(Figure record extracts)
- - - - -

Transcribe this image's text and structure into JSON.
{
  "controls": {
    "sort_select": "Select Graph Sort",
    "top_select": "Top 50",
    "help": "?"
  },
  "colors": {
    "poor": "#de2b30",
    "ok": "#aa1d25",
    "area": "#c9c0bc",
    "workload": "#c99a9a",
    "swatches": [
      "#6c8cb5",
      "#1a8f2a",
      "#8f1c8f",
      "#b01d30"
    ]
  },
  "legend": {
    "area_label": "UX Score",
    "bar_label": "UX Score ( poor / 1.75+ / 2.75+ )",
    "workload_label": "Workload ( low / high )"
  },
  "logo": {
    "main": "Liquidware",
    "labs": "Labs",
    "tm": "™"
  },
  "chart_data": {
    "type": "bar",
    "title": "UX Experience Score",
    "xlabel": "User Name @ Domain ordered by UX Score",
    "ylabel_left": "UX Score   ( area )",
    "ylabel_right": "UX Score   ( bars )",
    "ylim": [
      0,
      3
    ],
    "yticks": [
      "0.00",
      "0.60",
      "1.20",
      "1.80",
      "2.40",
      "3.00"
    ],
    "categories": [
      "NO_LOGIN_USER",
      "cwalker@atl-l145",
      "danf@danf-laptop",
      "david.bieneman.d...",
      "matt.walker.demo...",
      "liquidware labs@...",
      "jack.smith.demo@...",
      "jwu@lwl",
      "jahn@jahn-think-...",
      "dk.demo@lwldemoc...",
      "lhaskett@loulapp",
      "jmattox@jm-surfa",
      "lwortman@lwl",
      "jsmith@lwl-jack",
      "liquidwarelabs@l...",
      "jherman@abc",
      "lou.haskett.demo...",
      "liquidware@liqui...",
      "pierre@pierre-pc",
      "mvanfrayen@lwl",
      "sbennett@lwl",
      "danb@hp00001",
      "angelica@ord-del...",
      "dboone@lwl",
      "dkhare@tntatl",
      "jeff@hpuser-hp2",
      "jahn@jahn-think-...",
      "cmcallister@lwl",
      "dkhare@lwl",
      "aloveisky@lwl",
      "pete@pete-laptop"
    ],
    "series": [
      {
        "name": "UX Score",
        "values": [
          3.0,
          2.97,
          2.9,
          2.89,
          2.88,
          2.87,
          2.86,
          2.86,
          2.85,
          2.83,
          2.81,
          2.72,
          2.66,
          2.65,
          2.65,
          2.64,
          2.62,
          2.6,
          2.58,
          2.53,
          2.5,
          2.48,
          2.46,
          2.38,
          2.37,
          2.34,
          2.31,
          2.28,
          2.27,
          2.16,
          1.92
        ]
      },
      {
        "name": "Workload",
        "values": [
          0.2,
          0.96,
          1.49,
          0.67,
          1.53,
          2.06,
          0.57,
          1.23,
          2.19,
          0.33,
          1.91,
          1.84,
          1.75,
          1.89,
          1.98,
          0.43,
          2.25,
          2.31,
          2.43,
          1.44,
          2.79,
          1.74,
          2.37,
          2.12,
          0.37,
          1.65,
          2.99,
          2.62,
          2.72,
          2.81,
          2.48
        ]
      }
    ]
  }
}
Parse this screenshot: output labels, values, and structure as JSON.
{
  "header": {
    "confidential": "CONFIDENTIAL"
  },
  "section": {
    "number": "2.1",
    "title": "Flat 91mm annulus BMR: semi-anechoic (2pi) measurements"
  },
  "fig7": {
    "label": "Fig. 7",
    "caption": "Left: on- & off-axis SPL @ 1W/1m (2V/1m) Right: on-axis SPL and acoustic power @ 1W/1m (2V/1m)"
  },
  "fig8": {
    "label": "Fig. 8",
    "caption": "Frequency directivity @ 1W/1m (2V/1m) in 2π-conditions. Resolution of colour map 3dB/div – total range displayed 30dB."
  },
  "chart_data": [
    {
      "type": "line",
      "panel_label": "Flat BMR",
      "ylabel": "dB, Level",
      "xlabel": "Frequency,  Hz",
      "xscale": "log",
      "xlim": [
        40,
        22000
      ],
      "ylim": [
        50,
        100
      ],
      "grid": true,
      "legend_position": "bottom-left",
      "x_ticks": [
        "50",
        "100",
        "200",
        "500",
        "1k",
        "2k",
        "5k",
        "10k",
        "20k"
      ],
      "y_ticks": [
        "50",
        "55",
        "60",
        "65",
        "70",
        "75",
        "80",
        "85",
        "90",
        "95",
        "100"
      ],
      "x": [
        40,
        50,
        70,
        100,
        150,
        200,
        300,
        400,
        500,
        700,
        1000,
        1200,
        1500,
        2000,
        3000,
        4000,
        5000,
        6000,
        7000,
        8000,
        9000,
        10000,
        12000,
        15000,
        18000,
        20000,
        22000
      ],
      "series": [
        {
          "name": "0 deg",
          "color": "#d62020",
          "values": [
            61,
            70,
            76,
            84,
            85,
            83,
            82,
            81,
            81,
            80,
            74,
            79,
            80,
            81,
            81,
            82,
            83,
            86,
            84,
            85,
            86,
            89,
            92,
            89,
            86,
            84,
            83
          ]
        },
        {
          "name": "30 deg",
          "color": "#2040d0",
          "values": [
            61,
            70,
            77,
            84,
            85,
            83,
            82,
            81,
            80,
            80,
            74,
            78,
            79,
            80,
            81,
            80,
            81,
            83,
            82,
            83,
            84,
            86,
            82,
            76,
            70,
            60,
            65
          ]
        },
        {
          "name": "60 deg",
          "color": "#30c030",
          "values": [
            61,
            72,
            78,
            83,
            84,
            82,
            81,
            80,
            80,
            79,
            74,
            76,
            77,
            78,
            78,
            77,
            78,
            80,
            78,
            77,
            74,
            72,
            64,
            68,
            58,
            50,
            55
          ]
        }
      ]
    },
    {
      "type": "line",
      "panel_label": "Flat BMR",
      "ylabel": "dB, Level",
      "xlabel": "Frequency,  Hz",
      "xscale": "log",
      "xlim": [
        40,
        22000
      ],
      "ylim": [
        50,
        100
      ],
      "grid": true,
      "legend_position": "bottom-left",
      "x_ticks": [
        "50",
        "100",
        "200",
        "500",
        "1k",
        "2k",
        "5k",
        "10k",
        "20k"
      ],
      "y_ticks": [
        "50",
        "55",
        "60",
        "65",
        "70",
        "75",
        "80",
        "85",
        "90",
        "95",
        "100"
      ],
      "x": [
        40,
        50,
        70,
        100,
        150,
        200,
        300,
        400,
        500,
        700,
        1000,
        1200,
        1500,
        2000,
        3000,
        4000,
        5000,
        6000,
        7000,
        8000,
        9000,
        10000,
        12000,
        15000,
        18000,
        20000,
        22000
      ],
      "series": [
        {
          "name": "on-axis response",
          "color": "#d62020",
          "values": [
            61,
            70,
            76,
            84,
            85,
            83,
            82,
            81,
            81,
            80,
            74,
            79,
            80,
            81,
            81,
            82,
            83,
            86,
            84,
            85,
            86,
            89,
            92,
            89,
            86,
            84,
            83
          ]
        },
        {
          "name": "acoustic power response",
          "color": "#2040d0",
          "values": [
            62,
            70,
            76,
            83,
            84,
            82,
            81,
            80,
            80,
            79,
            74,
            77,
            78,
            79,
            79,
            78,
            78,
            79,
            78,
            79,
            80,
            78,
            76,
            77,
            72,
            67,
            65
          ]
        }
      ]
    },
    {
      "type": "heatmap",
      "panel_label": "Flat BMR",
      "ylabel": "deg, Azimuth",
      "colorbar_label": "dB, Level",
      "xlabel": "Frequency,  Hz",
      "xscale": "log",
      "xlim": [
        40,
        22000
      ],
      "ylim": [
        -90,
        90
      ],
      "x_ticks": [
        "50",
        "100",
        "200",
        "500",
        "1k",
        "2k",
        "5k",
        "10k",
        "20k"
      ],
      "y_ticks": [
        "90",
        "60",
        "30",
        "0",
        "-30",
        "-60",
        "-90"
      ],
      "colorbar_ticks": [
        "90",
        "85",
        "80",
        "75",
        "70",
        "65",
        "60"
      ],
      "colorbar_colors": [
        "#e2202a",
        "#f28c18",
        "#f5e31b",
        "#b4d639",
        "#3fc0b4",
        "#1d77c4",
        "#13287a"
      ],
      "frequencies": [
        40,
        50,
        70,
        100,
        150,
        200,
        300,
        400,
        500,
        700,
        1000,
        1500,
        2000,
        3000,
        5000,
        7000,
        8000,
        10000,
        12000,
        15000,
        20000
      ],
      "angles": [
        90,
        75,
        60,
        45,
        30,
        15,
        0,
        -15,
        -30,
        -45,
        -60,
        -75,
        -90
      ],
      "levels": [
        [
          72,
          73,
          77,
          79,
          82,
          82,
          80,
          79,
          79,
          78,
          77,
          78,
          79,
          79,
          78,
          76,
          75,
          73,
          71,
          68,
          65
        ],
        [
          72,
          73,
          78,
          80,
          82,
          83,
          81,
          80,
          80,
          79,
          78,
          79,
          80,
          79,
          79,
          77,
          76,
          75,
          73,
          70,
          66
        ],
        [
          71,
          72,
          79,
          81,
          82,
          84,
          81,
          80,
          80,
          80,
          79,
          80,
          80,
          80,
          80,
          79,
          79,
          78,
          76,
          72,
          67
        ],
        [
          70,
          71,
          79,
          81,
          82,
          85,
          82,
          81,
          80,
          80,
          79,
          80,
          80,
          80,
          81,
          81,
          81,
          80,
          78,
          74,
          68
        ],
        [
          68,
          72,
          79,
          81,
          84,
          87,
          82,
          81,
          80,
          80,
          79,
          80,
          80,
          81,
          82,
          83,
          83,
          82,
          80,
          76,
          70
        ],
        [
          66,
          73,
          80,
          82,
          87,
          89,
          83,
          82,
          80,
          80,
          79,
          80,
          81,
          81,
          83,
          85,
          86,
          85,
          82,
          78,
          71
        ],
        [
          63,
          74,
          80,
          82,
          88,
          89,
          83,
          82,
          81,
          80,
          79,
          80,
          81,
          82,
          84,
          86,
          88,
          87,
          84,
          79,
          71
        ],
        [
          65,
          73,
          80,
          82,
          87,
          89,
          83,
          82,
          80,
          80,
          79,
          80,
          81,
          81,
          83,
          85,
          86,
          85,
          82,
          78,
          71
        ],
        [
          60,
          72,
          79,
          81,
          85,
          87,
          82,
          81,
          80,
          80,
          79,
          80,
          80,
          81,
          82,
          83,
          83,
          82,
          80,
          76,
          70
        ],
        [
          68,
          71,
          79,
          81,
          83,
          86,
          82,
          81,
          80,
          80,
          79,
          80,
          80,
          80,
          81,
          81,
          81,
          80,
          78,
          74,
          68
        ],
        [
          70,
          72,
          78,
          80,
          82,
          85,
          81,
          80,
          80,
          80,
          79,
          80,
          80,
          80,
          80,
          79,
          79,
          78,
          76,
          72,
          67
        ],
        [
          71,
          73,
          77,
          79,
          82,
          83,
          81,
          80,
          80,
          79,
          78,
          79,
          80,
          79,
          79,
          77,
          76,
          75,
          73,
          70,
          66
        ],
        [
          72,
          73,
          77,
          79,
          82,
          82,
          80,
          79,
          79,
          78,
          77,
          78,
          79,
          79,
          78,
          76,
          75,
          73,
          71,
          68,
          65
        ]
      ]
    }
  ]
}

- - - - -

What the task requires:
Show, from the listing above, each line that contains the word "JSON".

Exercise answer:
Transcribe this image's text and structure into JSON.
Parse this screenshot: output labels, values, and structure as JSON.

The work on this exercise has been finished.